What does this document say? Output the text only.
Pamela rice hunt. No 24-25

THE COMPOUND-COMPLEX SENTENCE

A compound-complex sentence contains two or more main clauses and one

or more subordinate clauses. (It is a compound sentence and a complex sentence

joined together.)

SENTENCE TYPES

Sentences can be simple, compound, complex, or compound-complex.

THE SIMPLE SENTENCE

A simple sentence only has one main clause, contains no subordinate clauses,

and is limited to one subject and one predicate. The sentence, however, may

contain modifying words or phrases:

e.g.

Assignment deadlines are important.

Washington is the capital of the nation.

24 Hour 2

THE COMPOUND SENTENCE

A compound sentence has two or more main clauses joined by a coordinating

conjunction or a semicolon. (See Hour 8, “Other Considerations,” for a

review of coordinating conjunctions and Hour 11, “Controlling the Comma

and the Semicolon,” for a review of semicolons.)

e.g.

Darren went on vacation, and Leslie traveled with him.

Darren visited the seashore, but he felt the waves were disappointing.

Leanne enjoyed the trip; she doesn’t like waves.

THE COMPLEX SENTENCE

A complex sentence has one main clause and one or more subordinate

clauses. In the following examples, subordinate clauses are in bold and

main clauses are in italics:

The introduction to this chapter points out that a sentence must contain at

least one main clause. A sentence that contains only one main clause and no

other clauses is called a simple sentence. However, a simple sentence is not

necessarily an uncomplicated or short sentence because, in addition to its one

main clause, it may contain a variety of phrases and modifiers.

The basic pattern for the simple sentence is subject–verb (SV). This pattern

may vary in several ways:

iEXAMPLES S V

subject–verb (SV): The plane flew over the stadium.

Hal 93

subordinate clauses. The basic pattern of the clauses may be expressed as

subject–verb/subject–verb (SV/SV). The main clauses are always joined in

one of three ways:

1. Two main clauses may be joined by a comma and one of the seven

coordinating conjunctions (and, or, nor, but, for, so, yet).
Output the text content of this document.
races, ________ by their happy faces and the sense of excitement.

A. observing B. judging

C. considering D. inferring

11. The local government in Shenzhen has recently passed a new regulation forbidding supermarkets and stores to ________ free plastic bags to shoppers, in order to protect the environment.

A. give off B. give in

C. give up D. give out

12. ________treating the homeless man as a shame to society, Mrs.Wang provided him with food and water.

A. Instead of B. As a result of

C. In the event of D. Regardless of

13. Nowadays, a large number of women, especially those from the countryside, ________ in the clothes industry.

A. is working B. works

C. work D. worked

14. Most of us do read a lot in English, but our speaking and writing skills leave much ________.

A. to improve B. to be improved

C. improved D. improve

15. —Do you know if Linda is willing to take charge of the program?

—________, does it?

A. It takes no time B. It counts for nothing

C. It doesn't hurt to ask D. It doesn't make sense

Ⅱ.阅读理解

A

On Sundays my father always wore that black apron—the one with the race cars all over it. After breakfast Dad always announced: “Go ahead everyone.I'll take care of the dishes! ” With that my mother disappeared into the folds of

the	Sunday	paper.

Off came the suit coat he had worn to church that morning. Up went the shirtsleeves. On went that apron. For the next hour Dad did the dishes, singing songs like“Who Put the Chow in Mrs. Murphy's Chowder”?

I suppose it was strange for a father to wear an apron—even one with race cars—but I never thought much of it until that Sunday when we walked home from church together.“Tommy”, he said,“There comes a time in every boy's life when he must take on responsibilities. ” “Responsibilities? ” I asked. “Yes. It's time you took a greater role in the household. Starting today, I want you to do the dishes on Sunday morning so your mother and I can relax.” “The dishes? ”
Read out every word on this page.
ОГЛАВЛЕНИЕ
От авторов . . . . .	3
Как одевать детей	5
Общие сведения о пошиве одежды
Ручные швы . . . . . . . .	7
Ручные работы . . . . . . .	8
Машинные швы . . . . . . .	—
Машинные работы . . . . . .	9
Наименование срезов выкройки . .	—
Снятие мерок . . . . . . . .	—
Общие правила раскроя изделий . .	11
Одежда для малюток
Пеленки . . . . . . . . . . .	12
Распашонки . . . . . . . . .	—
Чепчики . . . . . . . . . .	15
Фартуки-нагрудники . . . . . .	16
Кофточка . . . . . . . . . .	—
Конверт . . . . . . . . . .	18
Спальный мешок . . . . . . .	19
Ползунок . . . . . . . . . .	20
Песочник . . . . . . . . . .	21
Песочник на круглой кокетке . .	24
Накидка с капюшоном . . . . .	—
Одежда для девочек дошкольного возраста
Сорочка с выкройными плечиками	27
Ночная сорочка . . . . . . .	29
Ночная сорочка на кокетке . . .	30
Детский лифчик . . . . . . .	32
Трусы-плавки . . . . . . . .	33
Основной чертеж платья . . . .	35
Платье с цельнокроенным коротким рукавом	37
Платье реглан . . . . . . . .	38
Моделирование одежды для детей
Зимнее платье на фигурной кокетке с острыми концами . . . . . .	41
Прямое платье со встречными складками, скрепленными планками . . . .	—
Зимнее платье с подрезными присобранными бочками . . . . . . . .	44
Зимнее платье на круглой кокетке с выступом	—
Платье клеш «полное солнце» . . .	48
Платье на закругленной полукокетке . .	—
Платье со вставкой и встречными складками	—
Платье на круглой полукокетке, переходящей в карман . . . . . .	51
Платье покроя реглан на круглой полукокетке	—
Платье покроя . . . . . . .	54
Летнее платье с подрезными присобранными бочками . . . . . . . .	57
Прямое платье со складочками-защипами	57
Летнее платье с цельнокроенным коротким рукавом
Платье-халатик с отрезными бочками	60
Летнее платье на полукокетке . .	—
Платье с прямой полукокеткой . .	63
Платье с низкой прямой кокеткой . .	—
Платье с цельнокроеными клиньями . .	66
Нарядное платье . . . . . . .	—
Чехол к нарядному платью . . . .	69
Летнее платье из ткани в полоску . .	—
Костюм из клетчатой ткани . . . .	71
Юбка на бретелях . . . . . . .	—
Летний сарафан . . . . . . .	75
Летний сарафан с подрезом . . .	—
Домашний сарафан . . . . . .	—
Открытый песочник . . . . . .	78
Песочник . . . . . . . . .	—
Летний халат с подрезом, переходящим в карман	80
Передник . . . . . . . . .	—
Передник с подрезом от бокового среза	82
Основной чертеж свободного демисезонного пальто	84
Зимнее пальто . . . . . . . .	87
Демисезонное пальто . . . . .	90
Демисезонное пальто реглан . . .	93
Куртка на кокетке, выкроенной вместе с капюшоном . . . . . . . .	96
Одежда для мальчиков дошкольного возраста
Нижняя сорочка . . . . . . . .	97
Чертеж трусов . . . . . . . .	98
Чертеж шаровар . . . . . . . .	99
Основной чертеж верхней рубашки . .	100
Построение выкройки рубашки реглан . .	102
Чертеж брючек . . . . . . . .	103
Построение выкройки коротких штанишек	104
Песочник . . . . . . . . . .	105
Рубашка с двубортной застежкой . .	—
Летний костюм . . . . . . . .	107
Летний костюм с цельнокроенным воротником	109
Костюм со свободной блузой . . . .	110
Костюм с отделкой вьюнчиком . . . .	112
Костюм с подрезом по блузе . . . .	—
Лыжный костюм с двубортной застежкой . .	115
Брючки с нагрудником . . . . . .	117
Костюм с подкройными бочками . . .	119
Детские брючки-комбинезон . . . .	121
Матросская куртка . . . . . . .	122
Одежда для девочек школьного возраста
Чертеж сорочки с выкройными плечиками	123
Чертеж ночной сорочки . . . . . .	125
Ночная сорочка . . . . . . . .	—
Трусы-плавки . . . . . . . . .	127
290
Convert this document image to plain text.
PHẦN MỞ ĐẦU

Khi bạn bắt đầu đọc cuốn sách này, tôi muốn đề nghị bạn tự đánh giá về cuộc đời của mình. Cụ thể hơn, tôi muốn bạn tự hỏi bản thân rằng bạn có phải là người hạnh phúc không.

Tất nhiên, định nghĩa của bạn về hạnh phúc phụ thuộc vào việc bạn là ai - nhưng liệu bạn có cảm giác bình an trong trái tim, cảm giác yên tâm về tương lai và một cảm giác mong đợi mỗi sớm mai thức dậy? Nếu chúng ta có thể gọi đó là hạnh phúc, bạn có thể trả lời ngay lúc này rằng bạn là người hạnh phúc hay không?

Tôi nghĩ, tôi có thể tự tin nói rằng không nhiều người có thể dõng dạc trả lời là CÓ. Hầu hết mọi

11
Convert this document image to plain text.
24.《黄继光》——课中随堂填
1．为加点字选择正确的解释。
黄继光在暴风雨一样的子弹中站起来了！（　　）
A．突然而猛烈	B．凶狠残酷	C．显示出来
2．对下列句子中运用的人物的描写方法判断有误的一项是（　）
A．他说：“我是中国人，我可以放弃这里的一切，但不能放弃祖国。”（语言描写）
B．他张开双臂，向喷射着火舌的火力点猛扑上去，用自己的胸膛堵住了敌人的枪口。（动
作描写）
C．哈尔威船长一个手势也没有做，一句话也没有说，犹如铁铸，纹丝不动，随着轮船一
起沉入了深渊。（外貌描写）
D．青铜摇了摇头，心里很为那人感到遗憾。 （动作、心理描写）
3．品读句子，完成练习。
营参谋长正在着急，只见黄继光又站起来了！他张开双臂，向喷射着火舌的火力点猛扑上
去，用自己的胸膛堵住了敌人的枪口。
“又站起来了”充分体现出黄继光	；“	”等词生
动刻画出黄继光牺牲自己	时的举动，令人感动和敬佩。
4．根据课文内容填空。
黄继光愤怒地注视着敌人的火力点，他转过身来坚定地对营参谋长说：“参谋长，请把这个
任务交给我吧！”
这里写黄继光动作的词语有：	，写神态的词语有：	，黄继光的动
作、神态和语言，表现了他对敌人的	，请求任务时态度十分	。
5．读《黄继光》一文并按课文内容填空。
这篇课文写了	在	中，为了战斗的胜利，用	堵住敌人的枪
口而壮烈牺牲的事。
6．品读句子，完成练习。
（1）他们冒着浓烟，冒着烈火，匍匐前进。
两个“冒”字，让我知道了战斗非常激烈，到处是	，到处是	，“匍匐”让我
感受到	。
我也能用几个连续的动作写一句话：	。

..............................

All lines that include "Построение" are to be gathered and copied.

[Output]:
Построение выкройки рубашки реглан . .	102
Построение выкройки коротких штанишек	104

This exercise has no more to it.